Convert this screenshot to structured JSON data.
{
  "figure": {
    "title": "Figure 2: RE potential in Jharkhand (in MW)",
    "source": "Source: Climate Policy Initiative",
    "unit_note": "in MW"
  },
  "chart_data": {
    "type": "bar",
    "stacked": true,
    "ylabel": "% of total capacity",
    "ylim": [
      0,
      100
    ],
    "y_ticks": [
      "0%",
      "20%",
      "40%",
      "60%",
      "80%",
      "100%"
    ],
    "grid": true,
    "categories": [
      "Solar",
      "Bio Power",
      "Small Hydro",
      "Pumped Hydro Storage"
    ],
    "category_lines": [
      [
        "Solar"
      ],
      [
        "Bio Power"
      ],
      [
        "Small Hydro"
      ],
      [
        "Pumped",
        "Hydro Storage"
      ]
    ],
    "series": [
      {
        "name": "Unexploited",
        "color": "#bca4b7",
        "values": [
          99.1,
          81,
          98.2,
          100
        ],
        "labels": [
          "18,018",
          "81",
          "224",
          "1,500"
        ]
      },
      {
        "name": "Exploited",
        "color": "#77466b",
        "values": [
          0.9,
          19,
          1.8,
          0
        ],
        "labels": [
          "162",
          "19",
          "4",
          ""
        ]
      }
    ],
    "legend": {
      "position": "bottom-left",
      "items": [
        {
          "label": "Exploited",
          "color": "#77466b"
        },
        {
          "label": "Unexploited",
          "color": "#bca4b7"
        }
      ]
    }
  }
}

════════════════

§ What you need to do:
Return each line of the data exactly as written above.

§ Expected answer:
Convert this screenshot to structured JSON data.
{
  "figure": {
    "title": "Figure 2: RE potential in Jharkhand (in MW)",
    "source": "Source: Climate Policy Initiative",
    "unit_note": "in MW"
  },
  "chart_data": {
    "type": "bar",
    "stacked": true,
    "ylabel": "% of total capacity",
    "ylim": [
      0,
      100
    ],
    "y_ticks": [
      "0%",
      "20%",
      "40%",
      "60%",
      "80%",
      "100%"
    ],
    "grid": true,
    "categories": [
      "Solar",
      "Bio Power",
      "Small Hydro",
      "Pumped Hydro Storage"
    ],
    "category_lines": [
      [
        "Solar"
      ],
      [
        "Bio Power"
      ],
      [
        "Small Hydro"
      ],
      [
        "Pumped",
        "Hydro Storage"
      ]
    ],
    "series": [
      {
        "name": "Unexploited",
        "color": "#bca4b7",
        "values": [
          99.1,
          81,
          98.2,
          100
        ],
        "labels": [
          "18,018",
          "81",
          "224",
          "1,500"
        ]
      },
      {
        "name": "Exploited",
        "color": "#77466b",
        "values": [
          0.9,
          19,
          1.8,
          0
        ],
        "labels": [
          "162",
          "19",
          "4",
          ""
        ]
      }
    ],
    "legend": {
      "position": "bottom-left",
      "items": [
        {
          "label": "Exploited",
          "color": "#77466b"
        },
        {
          "label": "Unexploited",
          "color": "#bca4b7"
        }
      ]
    }
  }
}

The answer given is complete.